* STATED EXERCISE: Look through the records below and collect all lines that hold the string "Выльгорт".

(Dataset excerpt)
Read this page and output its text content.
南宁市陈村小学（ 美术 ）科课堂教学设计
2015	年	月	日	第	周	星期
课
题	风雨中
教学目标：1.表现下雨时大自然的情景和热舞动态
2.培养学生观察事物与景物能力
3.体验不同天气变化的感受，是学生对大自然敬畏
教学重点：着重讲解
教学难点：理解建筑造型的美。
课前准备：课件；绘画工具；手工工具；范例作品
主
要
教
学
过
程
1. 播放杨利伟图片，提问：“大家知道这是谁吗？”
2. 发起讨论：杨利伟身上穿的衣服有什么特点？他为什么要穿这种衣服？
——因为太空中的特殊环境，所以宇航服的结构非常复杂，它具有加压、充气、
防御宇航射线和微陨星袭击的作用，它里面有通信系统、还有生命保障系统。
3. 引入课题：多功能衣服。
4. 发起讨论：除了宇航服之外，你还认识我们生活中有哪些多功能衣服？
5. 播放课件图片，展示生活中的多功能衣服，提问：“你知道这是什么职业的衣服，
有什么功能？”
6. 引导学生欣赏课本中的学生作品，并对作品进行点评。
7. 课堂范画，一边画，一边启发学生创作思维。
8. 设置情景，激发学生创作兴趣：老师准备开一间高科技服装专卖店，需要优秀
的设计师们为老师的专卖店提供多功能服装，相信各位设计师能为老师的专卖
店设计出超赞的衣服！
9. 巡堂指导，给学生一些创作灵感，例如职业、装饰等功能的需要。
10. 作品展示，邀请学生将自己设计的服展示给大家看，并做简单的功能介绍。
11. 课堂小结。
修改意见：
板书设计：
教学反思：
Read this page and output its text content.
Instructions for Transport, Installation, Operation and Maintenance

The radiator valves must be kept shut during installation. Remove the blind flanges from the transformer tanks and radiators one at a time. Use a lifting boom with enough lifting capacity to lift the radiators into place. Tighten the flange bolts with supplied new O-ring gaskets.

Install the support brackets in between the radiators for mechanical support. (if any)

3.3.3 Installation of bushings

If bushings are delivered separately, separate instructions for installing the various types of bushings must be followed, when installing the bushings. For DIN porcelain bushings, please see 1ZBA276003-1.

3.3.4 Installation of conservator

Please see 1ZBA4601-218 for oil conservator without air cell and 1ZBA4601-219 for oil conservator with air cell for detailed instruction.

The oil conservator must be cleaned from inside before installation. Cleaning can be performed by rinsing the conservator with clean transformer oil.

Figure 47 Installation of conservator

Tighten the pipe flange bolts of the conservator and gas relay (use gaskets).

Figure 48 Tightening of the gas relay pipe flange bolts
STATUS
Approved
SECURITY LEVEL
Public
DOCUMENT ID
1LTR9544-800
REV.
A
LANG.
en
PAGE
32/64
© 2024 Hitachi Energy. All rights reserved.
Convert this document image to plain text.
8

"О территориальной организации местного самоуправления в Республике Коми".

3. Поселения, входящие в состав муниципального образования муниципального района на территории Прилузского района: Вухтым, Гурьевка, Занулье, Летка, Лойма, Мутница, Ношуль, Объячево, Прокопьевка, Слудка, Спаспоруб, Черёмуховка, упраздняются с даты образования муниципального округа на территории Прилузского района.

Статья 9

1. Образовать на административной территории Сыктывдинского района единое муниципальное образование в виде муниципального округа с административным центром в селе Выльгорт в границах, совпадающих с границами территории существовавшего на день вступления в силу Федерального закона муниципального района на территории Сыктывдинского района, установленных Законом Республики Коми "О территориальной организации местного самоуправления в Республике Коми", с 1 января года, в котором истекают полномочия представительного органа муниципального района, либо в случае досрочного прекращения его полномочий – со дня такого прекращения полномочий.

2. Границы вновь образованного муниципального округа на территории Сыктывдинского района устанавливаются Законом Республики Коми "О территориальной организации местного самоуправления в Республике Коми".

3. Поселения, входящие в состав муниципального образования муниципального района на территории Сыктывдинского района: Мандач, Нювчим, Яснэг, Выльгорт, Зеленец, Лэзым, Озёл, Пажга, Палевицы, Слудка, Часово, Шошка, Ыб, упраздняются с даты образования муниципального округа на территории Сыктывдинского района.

* WORKED SOLUTION:
1. Образовать на административной территории Сыктывдинского района единое муниципальное образование в виде муниципального округа с административным центром в селе Выльгорт в границах, совпадающих с границами территории существовавшего на день вступления в силу Федерального закона муниципального района на территории Сыктывдинского района, установленных Законом Республики Коми "О территориальной организации местного самоуправления в Республике Коми", с 1 января года, в котором истекают полномочия представительного органа муниципального района, либо в случае досрочного прекращения его полномочий – со дня такого прекращения полномочий.
3. Поселения, входящие в состав муниципального образования муниципального района на территории Сыктывдинского района: Мандач, Нювчим, Яснэг, Выльгорт, Зеленец, Лэзым, Озёл, Пажга, Палевицы, Слудка, Часово, Шошка, Ыб, упраздняются с даты образования муниципального округа на территории Сыктывдинского района.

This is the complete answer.